[Data excerpts]
■ ■ ■ ■ ■
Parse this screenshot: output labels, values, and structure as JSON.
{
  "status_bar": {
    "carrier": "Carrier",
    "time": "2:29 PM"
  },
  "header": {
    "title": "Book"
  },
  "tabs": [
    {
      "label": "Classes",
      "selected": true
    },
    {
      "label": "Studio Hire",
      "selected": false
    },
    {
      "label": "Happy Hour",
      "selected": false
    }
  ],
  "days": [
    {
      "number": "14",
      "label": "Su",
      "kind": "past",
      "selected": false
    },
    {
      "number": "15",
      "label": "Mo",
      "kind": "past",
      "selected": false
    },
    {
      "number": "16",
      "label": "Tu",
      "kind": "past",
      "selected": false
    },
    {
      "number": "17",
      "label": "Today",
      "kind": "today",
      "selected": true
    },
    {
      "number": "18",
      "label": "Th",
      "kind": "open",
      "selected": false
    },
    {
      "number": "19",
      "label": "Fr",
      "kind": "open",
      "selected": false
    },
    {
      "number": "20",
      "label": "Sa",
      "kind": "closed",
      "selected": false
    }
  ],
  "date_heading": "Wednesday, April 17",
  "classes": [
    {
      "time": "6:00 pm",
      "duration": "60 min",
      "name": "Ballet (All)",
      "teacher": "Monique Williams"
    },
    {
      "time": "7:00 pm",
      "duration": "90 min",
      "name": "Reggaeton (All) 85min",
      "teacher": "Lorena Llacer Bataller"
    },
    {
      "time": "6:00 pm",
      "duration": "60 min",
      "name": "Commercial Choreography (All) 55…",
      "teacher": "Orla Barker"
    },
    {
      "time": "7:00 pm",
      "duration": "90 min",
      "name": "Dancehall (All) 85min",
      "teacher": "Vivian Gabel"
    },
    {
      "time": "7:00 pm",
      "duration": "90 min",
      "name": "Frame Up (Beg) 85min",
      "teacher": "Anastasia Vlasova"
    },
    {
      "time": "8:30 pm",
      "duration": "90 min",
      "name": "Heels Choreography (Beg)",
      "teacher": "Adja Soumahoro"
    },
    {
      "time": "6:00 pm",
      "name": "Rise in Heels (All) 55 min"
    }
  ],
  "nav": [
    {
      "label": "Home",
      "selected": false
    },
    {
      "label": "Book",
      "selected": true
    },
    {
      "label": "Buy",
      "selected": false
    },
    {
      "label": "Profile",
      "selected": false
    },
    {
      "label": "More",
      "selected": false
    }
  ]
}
■ ■ ■ ■ ■
> _Exercise aim_:
From the listing, copy every line where the string "name" appears.

> _Finished answer_:
      "name": "Ballet (All)",
      "name": "Reggaeton (All) 85min",
      "name": "Commercial Choreography (All) 55…",
      "name": "Dancehall (All) 85min",
      "name": "Frame Up (Beg) 85min",
      "name": "Heels Choreography (Beg)",
      "name": "Rise in Heels (All) 55 min"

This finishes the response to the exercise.